> _EXTRACTED DATA_
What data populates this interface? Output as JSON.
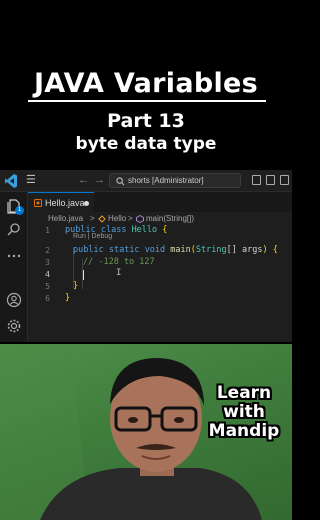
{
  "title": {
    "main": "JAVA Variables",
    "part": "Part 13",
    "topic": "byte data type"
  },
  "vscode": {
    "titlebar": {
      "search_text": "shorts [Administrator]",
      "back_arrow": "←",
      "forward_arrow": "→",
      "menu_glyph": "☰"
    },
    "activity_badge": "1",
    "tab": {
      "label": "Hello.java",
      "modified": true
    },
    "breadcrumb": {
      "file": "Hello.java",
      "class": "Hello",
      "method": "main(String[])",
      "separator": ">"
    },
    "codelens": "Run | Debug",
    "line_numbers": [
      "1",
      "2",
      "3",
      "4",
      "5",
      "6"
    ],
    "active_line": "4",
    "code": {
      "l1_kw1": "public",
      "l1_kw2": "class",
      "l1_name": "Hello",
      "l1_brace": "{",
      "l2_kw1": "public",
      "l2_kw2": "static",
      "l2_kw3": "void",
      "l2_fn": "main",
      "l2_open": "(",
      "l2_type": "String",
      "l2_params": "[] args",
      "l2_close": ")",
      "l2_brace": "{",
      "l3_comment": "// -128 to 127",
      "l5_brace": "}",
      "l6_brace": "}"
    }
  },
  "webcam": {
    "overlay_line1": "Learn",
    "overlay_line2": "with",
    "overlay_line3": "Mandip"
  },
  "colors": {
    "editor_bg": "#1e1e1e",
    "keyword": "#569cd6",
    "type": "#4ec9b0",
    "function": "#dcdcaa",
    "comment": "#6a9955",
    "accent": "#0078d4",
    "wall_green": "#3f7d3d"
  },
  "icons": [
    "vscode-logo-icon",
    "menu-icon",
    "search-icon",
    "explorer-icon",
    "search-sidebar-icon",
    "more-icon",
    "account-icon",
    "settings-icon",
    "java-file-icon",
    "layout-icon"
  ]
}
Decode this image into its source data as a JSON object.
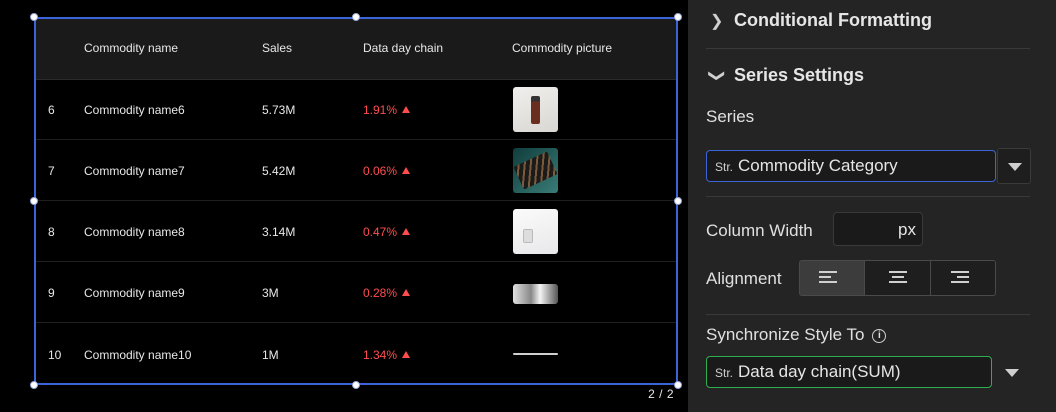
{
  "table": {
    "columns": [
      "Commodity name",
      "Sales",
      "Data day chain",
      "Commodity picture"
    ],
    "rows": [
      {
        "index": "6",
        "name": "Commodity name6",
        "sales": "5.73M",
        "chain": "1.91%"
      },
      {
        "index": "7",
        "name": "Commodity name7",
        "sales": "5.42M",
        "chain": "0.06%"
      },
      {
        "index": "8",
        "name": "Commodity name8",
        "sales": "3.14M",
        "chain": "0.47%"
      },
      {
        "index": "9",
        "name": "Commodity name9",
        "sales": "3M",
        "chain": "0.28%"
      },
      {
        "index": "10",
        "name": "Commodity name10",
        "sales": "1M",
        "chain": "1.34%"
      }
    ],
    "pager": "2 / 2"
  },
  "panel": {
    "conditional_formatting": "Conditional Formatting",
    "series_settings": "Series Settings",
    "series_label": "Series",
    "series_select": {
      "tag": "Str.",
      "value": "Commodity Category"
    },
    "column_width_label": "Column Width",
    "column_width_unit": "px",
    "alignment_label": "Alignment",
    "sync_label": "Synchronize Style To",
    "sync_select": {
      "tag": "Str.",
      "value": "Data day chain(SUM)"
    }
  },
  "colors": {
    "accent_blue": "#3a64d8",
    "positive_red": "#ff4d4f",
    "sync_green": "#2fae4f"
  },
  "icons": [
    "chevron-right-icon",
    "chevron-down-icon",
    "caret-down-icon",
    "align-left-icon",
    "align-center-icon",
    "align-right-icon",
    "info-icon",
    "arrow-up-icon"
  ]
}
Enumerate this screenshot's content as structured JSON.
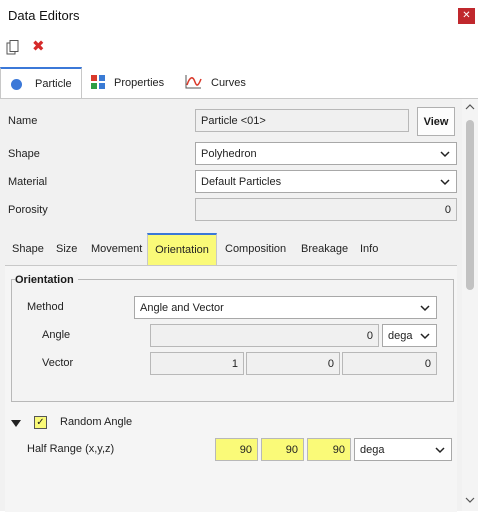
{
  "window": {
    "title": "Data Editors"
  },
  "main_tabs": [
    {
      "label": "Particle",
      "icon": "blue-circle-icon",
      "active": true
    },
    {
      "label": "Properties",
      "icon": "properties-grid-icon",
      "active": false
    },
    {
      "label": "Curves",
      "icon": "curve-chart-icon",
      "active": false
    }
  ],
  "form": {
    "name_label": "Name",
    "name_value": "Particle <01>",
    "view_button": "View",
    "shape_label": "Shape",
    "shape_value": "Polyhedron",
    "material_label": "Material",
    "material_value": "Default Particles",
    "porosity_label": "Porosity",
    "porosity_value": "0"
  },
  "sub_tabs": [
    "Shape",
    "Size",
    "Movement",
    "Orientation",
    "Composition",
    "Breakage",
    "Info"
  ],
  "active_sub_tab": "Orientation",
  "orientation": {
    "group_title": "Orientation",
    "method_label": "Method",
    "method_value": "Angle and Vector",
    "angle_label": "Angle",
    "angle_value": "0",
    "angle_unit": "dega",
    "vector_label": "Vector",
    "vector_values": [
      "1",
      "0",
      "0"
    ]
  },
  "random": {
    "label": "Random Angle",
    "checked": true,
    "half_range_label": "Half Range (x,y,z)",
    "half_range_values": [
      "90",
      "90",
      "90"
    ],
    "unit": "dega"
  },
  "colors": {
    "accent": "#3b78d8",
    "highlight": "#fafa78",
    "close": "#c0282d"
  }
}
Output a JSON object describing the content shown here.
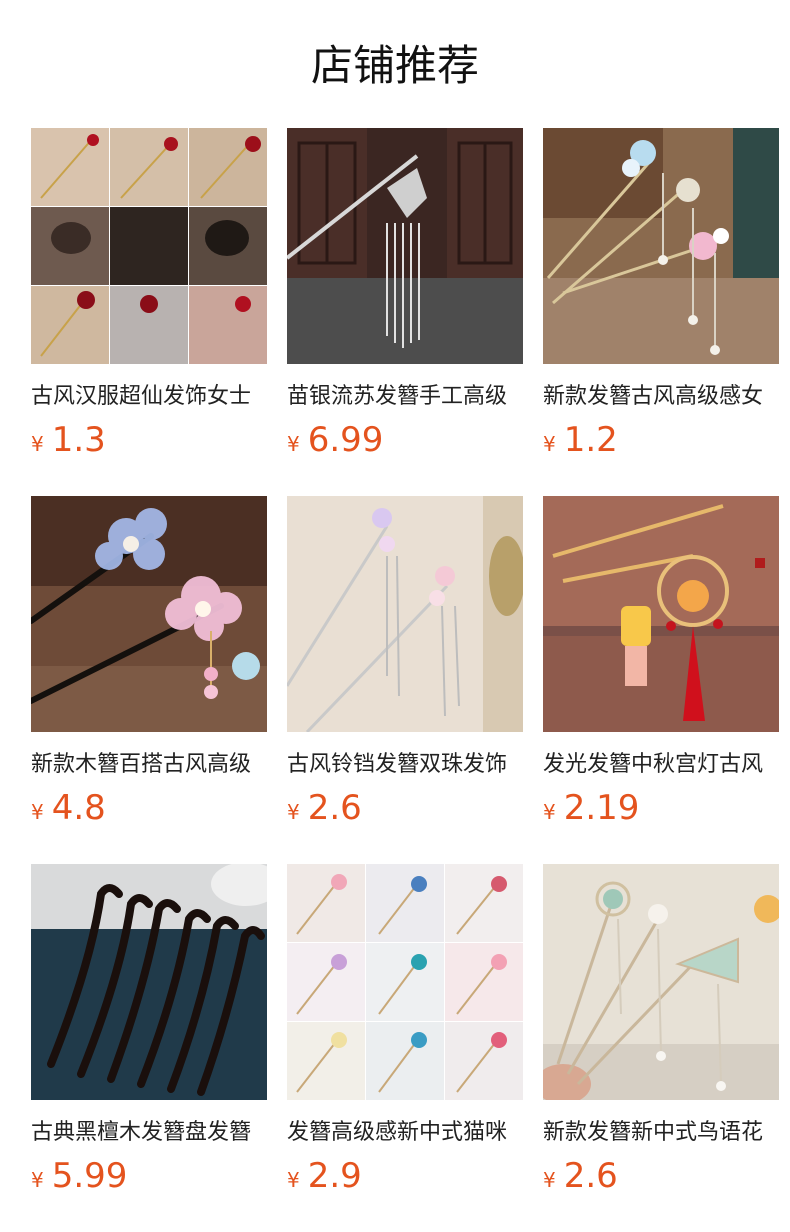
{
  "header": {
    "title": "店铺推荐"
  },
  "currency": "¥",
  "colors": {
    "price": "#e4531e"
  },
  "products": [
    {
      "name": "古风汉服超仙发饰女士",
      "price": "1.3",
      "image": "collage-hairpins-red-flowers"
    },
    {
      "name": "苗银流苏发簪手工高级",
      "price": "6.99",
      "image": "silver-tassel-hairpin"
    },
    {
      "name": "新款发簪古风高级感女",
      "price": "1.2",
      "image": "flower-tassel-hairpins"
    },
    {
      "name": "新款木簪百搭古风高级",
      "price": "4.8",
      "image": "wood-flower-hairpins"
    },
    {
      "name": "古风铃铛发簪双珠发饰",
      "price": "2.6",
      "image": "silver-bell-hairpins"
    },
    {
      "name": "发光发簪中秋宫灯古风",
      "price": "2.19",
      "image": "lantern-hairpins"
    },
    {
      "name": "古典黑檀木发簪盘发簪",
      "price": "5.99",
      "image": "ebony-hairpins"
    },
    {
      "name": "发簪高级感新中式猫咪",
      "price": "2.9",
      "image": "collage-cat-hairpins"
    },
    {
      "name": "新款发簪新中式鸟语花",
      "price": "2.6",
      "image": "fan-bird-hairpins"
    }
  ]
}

--

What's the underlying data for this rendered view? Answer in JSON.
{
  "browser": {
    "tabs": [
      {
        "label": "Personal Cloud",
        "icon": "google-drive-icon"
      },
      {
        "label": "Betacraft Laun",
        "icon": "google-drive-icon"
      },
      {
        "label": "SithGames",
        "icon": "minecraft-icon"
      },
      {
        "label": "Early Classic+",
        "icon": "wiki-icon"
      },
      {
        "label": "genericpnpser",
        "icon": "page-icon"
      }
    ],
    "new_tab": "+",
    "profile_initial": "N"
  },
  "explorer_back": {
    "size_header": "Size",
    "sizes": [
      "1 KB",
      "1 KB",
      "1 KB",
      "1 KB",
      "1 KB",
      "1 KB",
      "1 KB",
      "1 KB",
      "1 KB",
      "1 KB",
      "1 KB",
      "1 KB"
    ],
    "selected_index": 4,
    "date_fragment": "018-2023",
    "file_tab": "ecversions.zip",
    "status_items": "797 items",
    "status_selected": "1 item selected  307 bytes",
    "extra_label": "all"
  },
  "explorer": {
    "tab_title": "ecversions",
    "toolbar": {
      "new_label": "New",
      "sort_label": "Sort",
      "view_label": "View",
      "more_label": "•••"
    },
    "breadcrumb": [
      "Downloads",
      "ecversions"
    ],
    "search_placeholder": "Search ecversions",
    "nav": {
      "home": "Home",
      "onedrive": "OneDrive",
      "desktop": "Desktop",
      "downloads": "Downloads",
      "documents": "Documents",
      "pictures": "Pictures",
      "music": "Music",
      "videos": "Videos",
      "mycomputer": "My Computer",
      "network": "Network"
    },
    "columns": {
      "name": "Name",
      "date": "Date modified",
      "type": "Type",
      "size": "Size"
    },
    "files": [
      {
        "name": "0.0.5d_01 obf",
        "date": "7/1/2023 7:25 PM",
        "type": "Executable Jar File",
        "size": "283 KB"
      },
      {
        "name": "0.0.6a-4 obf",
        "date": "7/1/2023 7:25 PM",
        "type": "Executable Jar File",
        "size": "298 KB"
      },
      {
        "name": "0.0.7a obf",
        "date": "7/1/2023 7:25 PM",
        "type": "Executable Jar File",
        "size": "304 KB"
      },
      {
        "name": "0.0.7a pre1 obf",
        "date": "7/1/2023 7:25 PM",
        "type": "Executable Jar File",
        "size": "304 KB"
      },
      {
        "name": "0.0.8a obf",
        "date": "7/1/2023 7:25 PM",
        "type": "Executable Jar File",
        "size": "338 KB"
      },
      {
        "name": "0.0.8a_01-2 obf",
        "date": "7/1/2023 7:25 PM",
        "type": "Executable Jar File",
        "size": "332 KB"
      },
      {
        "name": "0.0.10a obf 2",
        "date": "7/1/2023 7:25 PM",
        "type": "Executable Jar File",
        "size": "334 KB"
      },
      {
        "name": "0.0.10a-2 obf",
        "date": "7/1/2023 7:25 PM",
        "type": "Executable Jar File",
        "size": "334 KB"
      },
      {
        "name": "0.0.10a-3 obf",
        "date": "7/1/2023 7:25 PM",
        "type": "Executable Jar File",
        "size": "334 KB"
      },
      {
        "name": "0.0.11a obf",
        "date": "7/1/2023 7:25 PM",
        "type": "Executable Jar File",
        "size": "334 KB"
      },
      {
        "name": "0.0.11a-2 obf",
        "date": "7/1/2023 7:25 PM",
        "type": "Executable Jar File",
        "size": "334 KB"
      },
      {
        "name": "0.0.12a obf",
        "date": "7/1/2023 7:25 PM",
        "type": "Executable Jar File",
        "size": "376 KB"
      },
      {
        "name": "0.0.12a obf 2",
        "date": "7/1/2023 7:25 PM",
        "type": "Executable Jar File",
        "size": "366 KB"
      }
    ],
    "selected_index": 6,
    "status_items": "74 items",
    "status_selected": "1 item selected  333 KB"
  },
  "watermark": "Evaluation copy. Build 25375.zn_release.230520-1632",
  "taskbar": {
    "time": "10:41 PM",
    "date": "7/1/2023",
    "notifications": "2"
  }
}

> _EXERCISE DESCRIPTION_
Within the records above, how many lines include the word "Hello"? State the number by itself.

> _WRITTEN ANSWER_
4